[WHAT IS NEEDED] Exactly as given, repeat all of the entries.

Saved data entries
=====

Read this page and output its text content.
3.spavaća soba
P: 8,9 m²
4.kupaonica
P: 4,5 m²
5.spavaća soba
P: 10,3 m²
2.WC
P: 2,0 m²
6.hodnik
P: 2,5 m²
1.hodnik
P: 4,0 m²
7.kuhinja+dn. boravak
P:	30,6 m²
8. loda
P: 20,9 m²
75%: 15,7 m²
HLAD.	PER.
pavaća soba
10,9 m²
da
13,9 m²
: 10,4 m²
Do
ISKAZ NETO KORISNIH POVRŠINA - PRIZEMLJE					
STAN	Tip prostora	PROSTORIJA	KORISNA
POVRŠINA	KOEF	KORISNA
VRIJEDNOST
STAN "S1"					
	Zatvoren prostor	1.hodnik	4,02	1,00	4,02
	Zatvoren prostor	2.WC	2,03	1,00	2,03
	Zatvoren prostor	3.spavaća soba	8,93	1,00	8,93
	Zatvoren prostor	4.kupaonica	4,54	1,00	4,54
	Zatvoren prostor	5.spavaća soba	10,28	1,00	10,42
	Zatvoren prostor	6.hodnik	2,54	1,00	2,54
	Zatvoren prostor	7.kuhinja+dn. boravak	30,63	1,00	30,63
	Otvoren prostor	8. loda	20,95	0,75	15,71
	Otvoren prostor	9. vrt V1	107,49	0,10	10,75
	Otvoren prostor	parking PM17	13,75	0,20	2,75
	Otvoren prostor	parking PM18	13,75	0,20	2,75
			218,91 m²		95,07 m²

=====

[THE RESULT]
Read this page and output its text content.
3.spavaća soba
P: 8,9 m²
4.kupaonica
P: 4,5 m²
5.spavaća soba
P: 10,3 m²
2.WC
P: 2,0 m²
6.hodnik
P: 2,5 m²
1.hodnik
P: 4,0 m²
7.kuhinja+dn. boravak
P:	30,6 m²
8. loda
P: 20,9 m²
75%: 15,7 m²
HLAD.	PER.
pavaća soba
10,9 m²
da
13,9 m²
: 10,4 m²
Do
ISKAZ NETO KORISNIH POVRŠINA - PRIZEMLJE					
STAN	Tip prostora	PROSTORIJA	KORISNA
POVRŠINA	KOEF	KORISNA
VRIJEDNOST
STAN "S1"					
	Zatvoren prostor	1.hodnik	4,02	1,00	4,02
	Zatvoren prostor	2.WC	2,03	1,00	2,03
	Zatvoren prostor	3.spavaća soba	8,93	1,00	8,93
	Zatvoren prostor	4.kupaonica	4,54	1,00	4,54
	Zatvoren prostor	5.spavaća soba	10,28	1,00	10,42
	Zatvoren prostor	6.hodnik	2,54	1,00	2,54
	Zatvoren prostor	7.kuhinja+dn. boravak	30,63	1,00	30,63
	Otvoren prostor	8. loda	20,95	0,75	15,71
	Otvoren prostor	9. vrt V1	107,49	0,10	10,75
	Otvoren prostor	parking PM17	13,75	0,20	2,75
	Otvoren prostor	parking PM18	13,75	0,20	2,75
			218,91 m²		95,07 m²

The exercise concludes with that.